>>>

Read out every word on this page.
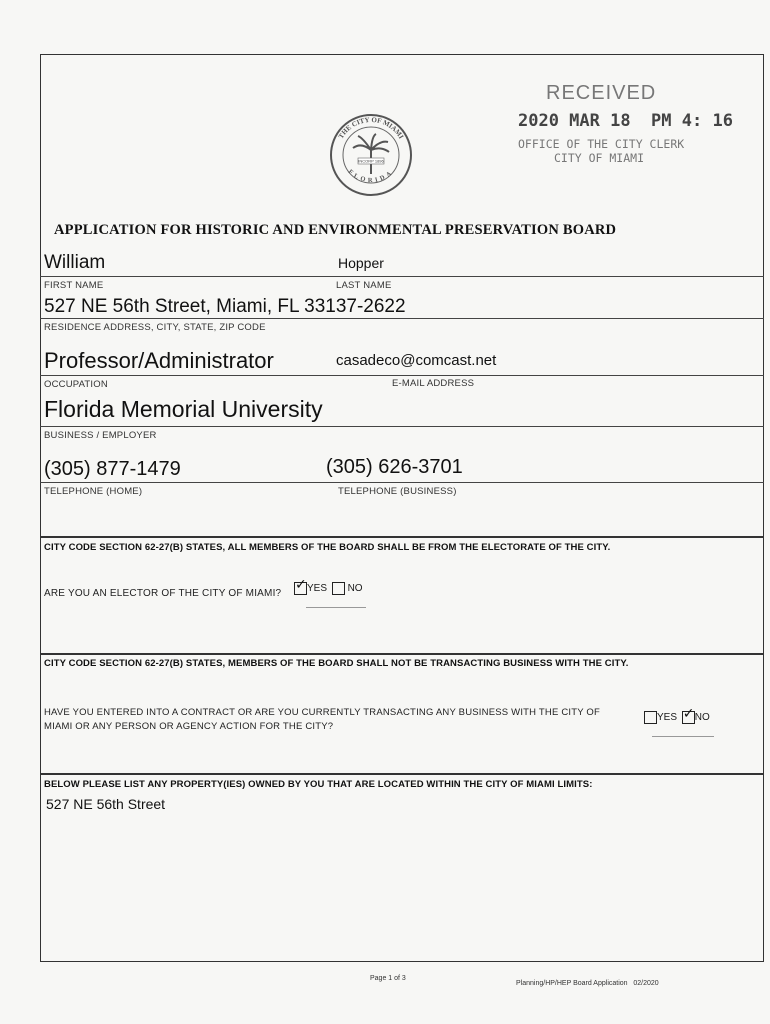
THE CITY OF MIAMI
FLORIDA
INCORP 1896
RECEIVED
2020 MAR 18  PM 4: 16
OFFICE OF THE CITY CLERK
CITY OF MIAMI
APPLICATION FOR HISTORIC AND ENVIRONMENTAL PRESERVATION BOARD
William	Hopper
FIRST NAME	LAST NAME
527 NE 56th Street, Miami, FL 33137-2622
RESIDENCE ADDRESS, CITY, STATE, ZIP CODE
Professor/Administrator	casadeco@comcast.net
OCCUPATION	E-MAIL ADDRESS
Florida Memorial University
BUSINESS / EMPLOYER
(305) 877-1479	(305) 626-3701
TELEPHONE (HOME)	TELEPHONE (BUSINESS)
CITY CODE SECTION 62-27(B) STATES, ALL MEMBERS OF THE BOARD SHALL BE FROM THE ELECTORATE OF THE CITY.
ARE YOU AN ELECTOR OF THE CITY OF MIAMI?
✓ YES NO
CITY CODE SECTION 62-27(B) STATES, MEMBERS OF THE BOARD SHALL NOT BE TRANSACTING BUSINESS WITH THE CITY.
HAVE YOU ENTERED INTO A CONTRACT OR ARE YOU CURRENTLY TRANSACTING ANY BUSINESS WITH THE CITY OF
MIAMI OR ANY PERSON OR AGENCY ACTION FOR THE CITY?
YES ✓ NO
BELOW PLEASE LIST ANY PROPERTY(IES) OWNED BY YOU THAT ARE LOCATED WITHIN THE CITY OF MIAMI LIMITS:
527 NE 56th Street
Page 1 of 3
Planning/HP/HEP Board Application   02/2020
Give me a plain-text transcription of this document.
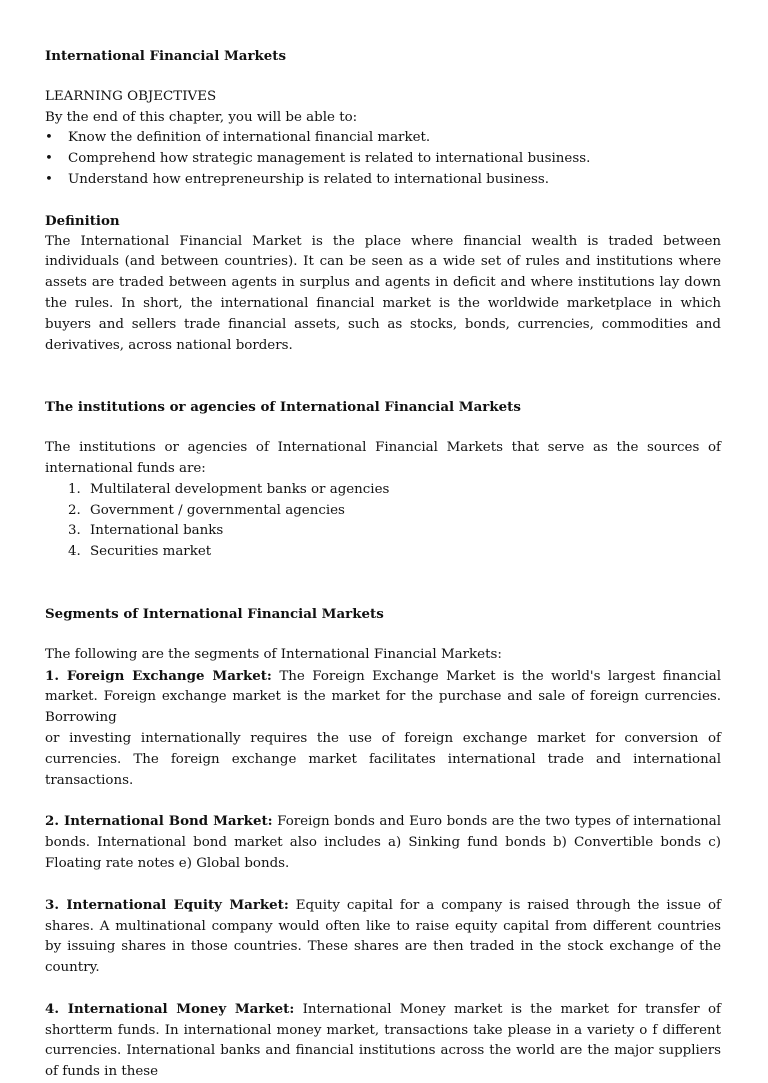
International Financial Markets

LEARNING OBJECTIVES

By the end of this chapter, you will be able to:

• Know the definition of international financial market.
• Comprehend how strategic management is related to international business.
• Understand how entrepreneurship is related to international business.

Definition

The International Financial Market is the place where financial wealth is traded between individuals (and between countries). It can be seen as a wide set of rules and institutions where assets are traded between agents in surplus and agents in deficit and where institutions lay down the rules. In short, the international financial market is the worldwide marketplace in which buyers and sellers trade financial assets, such as stocks, bonds, currencies, commodities and derivatives, across national borders.

The institutions or agencies of International Financial Markets

The institutions or agencies of International Financial Markets that serve as the sources of international funds are:

1. Multilateral development banks or agencies
2. Government / governmental agencies
3. International banks
4. Securities market

Segments of International Financial Markets

The following are the segments of International Financial Markets:

1. Foreign Exchange Market: The Foreign Exchange Market is the world's largest financial market. Foreign exchange market is the market for the purchase and sale of foreign currencies. Borrowing

or investing internationally requires the use of foreign exchange market for conversion of currencies. The foreign exchange market facilitates international trade and international transactions.

2. International Bond Market: Foreign bonds and Euro bonds are the two types of international bonds. International bond market also includes a) Sinking fund bonds b) Convertible bonds c) Floating rate notes e) Global bonds.

3. International Equity Market: Equity capital for a company is raised through the issue of shares. A multinational company would often like to raise equity capital from different countries by issuing shares in those countries. These shares are then traded in the stock exchange of the country.

4. International Money Market: International Money market is the market for transfer of shortterm funds. In international money market, transactions take please in a variety o f different currencies. International banks and financial institutions across the world are the major suppliers of funds in these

<<<

Repeat every record precisely. Any picture among them stays out of the copy.

Read out every word on this page.
THE CITY OF MIAMI
FLORIDA
INCORP 1896
RECEIVED
2020 MAR 18  PM 4: 16
OFFICE OF THE CITY CLERK
CITY OF MIAMI
APPLICATION FOR HISTORIC AND ENVIRONMENTAL PRESERVATION BOARD
William	Hopper
FIRST NAME	LAST NAME
527 NE 56th Street, Miami, FL 33137-2622
RESIDENCE ADDRESS, CITY, STATE, ZIP CODE
Professor/Administrator	casadeco@comcast.net
OCCUPATION	E-MAIL ADDRESS
Florida Memorial University
BUSINESS / EMPLOYER
(305) 877-1479	(305) 626-3701
TELEPHONE (HOME)	TELEPHONE (BUSINESS)
CITY CODE SECTION 62-27(B) STATES, ALL MEMBERS OF THE BOARD SHALL BE FROM THE ELECTORATE OF THE CITY.
ARE YOU AN ELECTOR OF THE CITY OF MIAMI?
✓ YES NO
CITY CODE SECTION 62-27(B) STATES, MEMBERS OF THE BOARD SHALL NOT BE TRANSACTING BUSINESS WITH THE CITY.
HAVE YOU ENTERED INTO A CONTRACT OR ARE YOU CURRENTLY TRANSACTING ANY BUSINESS WITH THE CITY OF
MIAMI OR ANY PERSON OR AGENCY ACTION FOR THE CITY?
YES ✓ NO
BELOW PLEASE LIST ANY PROPERTY(IES) OWNED BY YOU THAT ARE LOCATED WITHIN THE CITY OF MIAMI LIMITS:
527 NE 56th Street
Page 1 of 3
Planning/HP/HEP Board Application   02/2020
Give me a plain-text transcription of this document.
International Financial Markets

LEARNING OBJECTIVES

By the end of this chapter, you will be able to:

• Know the definition of international financial market.
• Comprehend how strategic management is related to international business.
• Understand how entrepreneurship is related to international business.

Definition

The International Financial Market is the place where financial wealth is traded between individuals (and between countries). It can be seen as a wide set of rules and institutions where assets are traded between agents in surplus and agents in deficit and where institutions lay down the rules. In short, the international financial market is the worldwide marketplace in which buyers and sellers trade financial assets, such as stocks, bonds, currencies, commodities and derivatives, across national borders.

The institutions or agencies of International Financial Markets

The institutions or agencies of International Financial Markets that serve as the sources of international funds are:

1. Multilateral development banks or agencies
2. Government / governmental agencies
3. International banks
4. Securities market

Segments of International Financial Markets

The following are the segments of International Financial Markets:

1. Foreign Exchange Market: The Foreign Exchange Market is the world's largest financial market. Foreign exchange market is the market for the purchase and sale of foreign currencies. Borrowing

or investing internationally requires the use of foreign exchange market for conversion of currencies. The foreign exchange market facilitates international trade and international transactions.

2. International Bond Market: Foreign bonds and Euro bonds are the two types of international bonds. International bond market also includes a) Sinking fund bonds b) Convertible bonds c) Floating rate notes e) Global bonds.

3. International Equity Market: Equity capital for a company is raised through the issue of shares. A multinational company would often like to raise equity capital from different countries by issuing shares in those countries. These shares are then traded in the stock exchange of the country.

4. International Money Market: International Money market is the market for transfer of shortterm funds. In international money market, transactions take please in a variety o f different currencies. International banks and financial institutions across the world are the major suppliers of funds in these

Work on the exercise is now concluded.